Can you rewrite the listing below, swapping every "paragraph-line" for "text-line" and leaving everything else unchanged?

[Layout records]

◇ ◇ ◇ ◇

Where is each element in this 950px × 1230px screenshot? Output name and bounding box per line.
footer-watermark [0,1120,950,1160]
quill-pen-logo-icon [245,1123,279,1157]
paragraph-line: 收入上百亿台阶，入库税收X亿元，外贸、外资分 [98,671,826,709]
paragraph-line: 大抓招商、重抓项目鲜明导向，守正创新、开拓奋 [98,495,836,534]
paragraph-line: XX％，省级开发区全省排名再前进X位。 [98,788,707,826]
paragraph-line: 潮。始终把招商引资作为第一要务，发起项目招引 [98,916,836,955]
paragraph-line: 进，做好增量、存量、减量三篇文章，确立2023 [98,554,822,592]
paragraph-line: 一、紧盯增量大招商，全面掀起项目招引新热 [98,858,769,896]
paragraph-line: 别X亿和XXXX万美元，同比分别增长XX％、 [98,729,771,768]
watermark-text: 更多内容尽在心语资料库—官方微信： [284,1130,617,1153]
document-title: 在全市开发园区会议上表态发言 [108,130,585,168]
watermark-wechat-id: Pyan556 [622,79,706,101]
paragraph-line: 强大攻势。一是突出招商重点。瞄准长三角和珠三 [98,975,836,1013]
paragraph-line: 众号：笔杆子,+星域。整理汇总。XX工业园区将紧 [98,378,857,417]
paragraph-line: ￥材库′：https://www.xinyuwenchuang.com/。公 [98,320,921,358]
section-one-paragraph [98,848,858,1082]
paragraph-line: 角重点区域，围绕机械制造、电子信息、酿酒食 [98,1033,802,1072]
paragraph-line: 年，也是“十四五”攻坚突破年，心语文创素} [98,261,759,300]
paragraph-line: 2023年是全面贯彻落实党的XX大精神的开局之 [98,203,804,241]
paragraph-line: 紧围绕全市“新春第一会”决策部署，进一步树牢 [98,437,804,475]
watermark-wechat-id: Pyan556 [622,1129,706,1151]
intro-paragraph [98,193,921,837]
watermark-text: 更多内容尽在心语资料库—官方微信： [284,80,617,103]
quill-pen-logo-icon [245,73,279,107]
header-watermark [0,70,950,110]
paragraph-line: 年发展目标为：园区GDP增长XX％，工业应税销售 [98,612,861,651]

◇ ◇ ◇ ◇

# Task output
Where is each element in this 950px × 1230px screenshot? Output name and bounding box per line.
footer-watermark [0,1120,950,1160]
quill-pen-logo-icon [245,1123,279,1157]
text-line: 收入上百亿台阶，入库税收X亿元，外贸、外资分 [98,671,826,709]
text-line: 大抓招商、重抓项目鲜明导向，守正创新、开拓奋 [98,495,836,534]
text-line: XX％，省级开发区全省排名再前进X位。 [98,788,707,826]
text-line: 潮。始终把招商引资作为第一要务，发起项目招引 [98,916,836,955]
text-line: 进，做好增量、存量、减量三篇文章，确立2023 [98,554,822,592]
text-line: 一、紧盯增量大招商，全面掀起项目招引新热 [98,858,769,896]
text-line: 别X亿和XXXX万美元，同比分别增长XX％、 [98,729,771,768]
watermark-text: 更多内容尽在心语资料库—官方微信： [284,1130,617,1153]
document-title: 在全市开发园区会议上表态发言 [108,130,585,168]
watermark-wechat-id: Pyan556 [622,79,706,101]
text-line: 强大攻势。一是突出招商重点。瞄准长三角和珠三 [98,975,836,1013]
text-line: 众号：笔杆子,+星域。整理汇总。XX工业园区将紧 [98,378,857,417]
text-line: ￥材库′：https://www.xinyuwenchuang.com/。公 [98,320,921,358]
section-one-paragraph [98,848,858,1082]
text-line: 角重点区域，围绕机械制造、电子信息、酿酒食 [98,1033,802,1072]
text-line: 年，也是“十四五”攻坚突破年，心语文创素} [98,261,759,300]
text-line: 2023年是全面贯彻落实党的XX大精神的开局之 [98,203,804,241]
text-line: 紧围绕全市“新春第一会”决策部署，进一步树牢 [98,437,804,475]
watermark-wechat-id: Pyan556 [622,1129,706,1151]
intro-paragraph [98,193,921,837]
watermark-text: 更多内容尽在心语资料库—官方微信： [284,80,617,103]
quill-pen-logo-icon [245,73,279,107]
header-watermark [0,70,950,110]
text-line: 年发展目标为：园区GDP增长XX％，工业应税销售 [98,612,861,651]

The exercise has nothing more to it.